*Stated task*
Establish how many lines in the material include the string "الحديبية" and report it as a lone number.

++++ Input records ++++

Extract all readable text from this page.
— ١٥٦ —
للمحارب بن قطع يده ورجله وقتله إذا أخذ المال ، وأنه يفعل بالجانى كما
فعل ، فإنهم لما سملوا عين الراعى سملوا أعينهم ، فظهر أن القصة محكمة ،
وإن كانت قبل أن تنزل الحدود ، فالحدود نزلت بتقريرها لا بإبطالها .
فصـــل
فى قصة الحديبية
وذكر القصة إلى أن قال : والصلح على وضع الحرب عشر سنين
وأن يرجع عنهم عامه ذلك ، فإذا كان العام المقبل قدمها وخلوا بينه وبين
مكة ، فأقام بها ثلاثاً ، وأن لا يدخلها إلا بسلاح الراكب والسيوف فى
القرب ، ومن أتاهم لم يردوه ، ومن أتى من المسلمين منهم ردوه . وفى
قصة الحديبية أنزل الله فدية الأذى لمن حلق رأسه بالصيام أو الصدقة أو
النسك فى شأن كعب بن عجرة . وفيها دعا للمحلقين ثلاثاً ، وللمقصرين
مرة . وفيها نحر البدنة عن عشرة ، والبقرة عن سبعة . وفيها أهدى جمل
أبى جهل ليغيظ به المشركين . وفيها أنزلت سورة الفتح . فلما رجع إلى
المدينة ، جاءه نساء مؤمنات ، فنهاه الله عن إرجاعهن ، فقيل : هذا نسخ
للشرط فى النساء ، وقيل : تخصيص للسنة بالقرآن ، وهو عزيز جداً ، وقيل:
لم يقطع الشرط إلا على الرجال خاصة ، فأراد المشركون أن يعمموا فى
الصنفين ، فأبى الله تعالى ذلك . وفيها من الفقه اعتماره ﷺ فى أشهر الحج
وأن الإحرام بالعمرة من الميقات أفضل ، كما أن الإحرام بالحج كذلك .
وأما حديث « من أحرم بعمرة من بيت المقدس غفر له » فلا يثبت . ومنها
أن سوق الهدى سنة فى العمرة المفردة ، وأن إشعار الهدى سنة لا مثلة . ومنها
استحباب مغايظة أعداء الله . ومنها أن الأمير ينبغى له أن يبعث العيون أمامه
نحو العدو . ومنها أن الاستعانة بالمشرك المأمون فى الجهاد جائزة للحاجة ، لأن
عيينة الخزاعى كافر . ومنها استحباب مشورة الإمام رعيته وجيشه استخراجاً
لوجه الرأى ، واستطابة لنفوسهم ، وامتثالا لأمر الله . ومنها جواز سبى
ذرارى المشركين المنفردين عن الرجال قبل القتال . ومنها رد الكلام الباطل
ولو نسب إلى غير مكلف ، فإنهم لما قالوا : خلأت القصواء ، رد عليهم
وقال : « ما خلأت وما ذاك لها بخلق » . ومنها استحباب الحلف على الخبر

++++

*Output of the exercise*
2